Write the records below out again exactly as given, with no images.

━━━ Material for the task

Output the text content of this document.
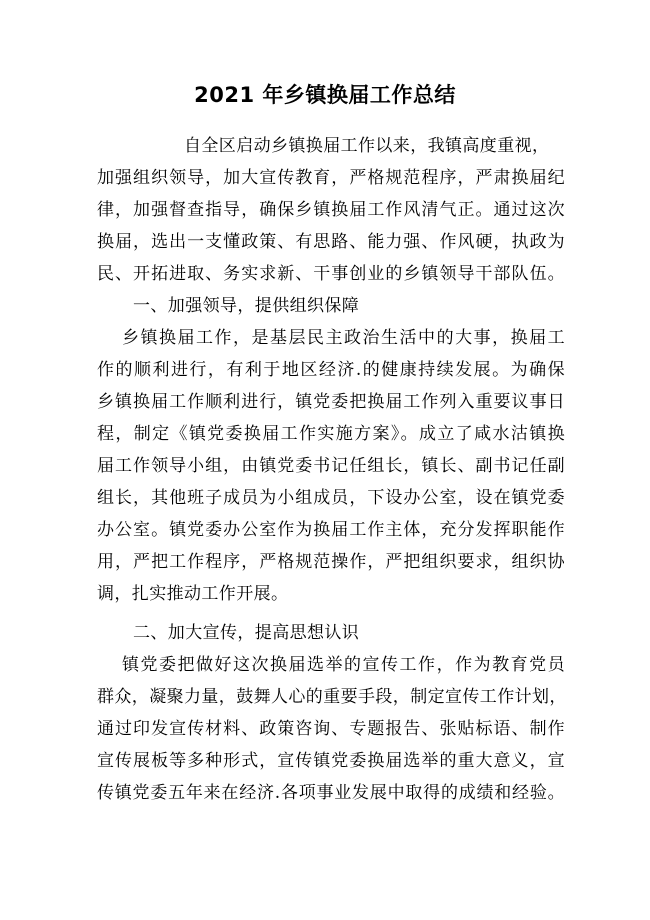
2021 年乡镇换届工作总结
自全区启动乡镇换届工作以来，我镇高度重视，
加强组织领导，加大宣传教育，严格规范程序，严肃换届纪
律，加强督查指导，确保乡镇换届工作风清气正。通过这次
换届，选出一支懂政策、有思路、能力强、作风硬，执政为
民、开拓进取、务实求新、干事创业的乡镇领导干部队伍。
一、加强领导，提供组织保障
乡镇换届工作，是基层民主政治生活中的大事，换届工
作的顺利进行，有利于地区经济.的健康持续发展。为确保
乡镇换届工作顺利进行，镇党委把换届工作列入重要议事日
程，制定《镇党委换届工作实施方案》。成立了咸水沽镇换
届工作领导小组，由镇党委书记任组长，镇长、副书记任副
组长，其他班子成员为小组成员，下设办公室，设在镇党委
办公室。镇党委办公室作为换届工作主体，充分发挥职能作
用，严把工作程序，严格规范操作，严把组织要求，组织协
调，扎实推动工作开展。
二、加大宣传，提高思想认识
镇党委把做好这次换届选举的宣传工作，作为教育党员
群众，凝聚力量，鼓舞人心的重要手段，制定宣传工作计划，
通过印发宣传材料、政策咨询、专题报告、张贴标语、制作
宣传展板等多种形式，宣传镇党委换届选举的重大意义，宣
传镇党委五年来在经济.各项事业发展中取得的成绩和经验。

━━━━━━

§ **Written solution**
Output the text content of this document.
2021 年乡镇换届工作总结
自全区启动乡镇换届工作以来，我镇高度重视，
加强组织领导，加大宣传教育，严格规范程序，严肃换届纪
律，加强督查指导，确保乡镇换届工作风清气正。通过这次
换届，选出一支懂政策、有思路、能力强、作风硬，执政为
民、开拓进取、务实求新、干事创业的乡镇领导干部队伍。
一、加强领导，提供组织保障
乡镇换届工作，是基层民主政治生活中的大事，换届工
作的顺利进行，有利于地区经济.的健康持续发展。为确保
乡镇换届工作顺利进行，镇党委把换届工作列入重要议事日
程，制定《镇党委换届工作实施方案》。成立了咸水沽镇换
届工作领导小组，由镇党委书记任组长，镇长、副书记任副
组长，其他班子成员为小组成员，下设办公室，设在镇党委
办公室。镇党委办公室作为换届工作主体，充分发挥职能作
用，严把工作程序，严格规范操作，严把组织要求，组织协
调，扎实推动工作开展。
二、加大宣传，提高思想认识
镇党委把做好这次换届选举的宣传工作，作为教育党员
群众，凝聚力量，鼓舞人心的重要手段，制定宣传工作计划，
通过印发宣传材料、政策咨询、专题报告、张贴标语、制作
宣传展板等多种形式，宣传镇党委换届选举的重大意义，宣
传镇党委五年来在经济.各项事业发展中取得的成绩和经验。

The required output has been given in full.